Keep only the lines of the data below that contain "kiếm", and copy them.

● ● ● ●

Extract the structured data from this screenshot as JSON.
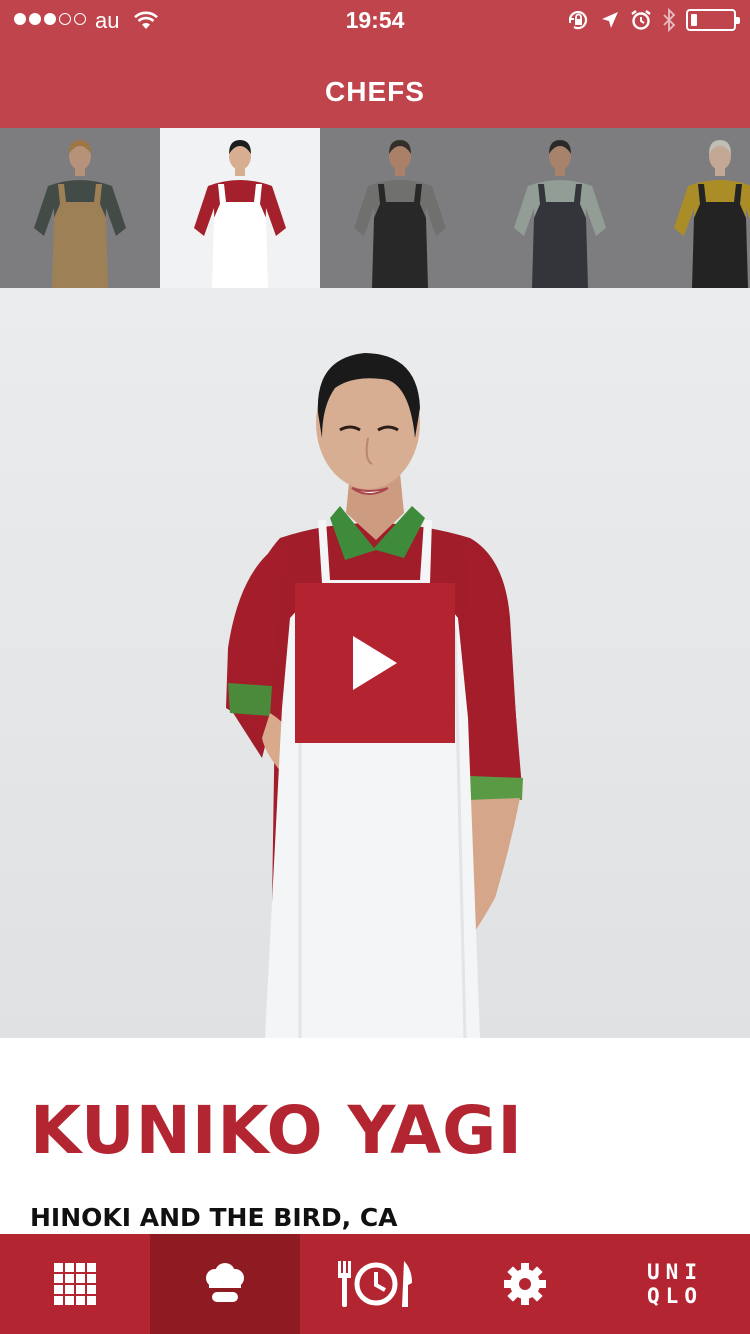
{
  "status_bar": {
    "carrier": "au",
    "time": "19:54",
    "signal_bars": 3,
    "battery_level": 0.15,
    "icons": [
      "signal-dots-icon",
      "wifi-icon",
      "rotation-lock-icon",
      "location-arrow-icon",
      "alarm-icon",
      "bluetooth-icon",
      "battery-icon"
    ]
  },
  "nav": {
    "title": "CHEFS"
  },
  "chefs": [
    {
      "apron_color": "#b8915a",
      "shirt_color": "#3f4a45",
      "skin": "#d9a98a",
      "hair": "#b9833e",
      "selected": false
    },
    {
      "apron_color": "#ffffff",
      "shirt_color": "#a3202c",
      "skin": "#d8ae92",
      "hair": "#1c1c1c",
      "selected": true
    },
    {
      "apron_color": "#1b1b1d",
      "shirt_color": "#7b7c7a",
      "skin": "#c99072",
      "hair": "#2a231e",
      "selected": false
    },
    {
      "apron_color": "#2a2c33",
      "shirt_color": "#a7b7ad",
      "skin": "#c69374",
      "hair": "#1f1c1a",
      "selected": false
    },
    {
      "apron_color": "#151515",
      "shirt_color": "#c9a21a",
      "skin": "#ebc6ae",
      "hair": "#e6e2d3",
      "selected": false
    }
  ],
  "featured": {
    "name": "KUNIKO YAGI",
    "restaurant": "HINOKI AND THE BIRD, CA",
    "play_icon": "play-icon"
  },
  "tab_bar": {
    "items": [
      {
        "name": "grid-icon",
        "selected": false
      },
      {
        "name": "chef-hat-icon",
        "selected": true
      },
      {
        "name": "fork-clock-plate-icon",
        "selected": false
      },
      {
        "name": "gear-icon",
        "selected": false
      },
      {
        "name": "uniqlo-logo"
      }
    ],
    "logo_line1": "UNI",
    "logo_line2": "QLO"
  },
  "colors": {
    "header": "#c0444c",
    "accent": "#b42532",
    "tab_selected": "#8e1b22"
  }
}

● ● ● ●

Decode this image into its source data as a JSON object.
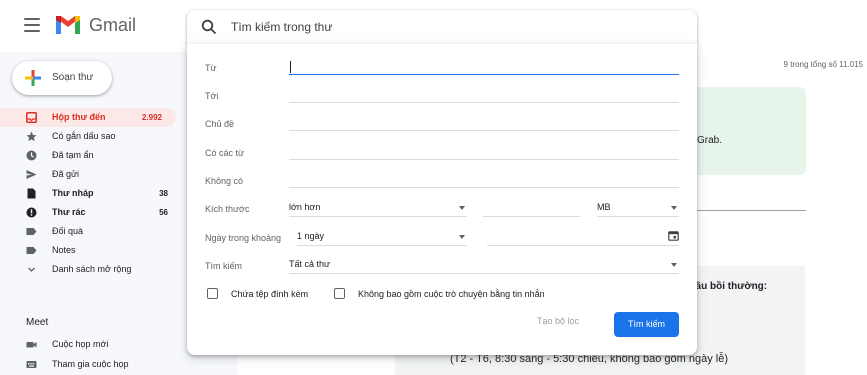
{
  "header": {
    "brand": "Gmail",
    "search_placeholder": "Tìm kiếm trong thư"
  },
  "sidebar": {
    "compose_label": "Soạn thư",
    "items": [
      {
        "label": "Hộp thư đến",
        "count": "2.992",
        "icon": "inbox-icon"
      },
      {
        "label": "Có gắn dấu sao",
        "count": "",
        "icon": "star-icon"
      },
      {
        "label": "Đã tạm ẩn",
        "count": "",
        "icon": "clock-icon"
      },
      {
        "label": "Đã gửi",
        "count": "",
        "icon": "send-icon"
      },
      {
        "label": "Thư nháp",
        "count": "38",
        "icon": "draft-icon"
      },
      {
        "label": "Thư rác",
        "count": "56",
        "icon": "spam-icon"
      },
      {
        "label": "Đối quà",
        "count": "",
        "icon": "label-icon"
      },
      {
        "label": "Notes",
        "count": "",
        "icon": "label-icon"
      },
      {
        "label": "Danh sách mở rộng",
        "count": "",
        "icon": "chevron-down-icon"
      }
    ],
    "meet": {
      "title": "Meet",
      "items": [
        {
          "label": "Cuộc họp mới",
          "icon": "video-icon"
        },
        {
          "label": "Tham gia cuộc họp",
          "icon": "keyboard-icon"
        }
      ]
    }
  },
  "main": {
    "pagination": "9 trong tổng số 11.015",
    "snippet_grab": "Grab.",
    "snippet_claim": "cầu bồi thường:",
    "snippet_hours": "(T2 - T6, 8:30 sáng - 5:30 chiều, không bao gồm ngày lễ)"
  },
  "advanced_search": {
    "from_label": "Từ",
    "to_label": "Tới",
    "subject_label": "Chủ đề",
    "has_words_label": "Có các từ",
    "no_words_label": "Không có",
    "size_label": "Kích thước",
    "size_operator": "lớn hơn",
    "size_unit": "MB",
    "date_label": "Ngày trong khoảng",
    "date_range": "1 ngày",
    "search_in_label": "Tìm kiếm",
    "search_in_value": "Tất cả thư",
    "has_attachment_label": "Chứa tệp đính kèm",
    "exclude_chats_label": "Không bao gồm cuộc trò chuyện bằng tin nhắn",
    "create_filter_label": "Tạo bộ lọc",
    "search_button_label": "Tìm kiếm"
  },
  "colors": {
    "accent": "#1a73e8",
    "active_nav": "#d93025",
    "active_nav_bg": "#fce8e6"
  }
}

● ● ● ●

RESULT BELOW:
    "search_placeholder": "Tìm kiếm trong thư"
    "search_in_label": "Tìm kiếm",
    "search_button_label": "Tìm kiếm"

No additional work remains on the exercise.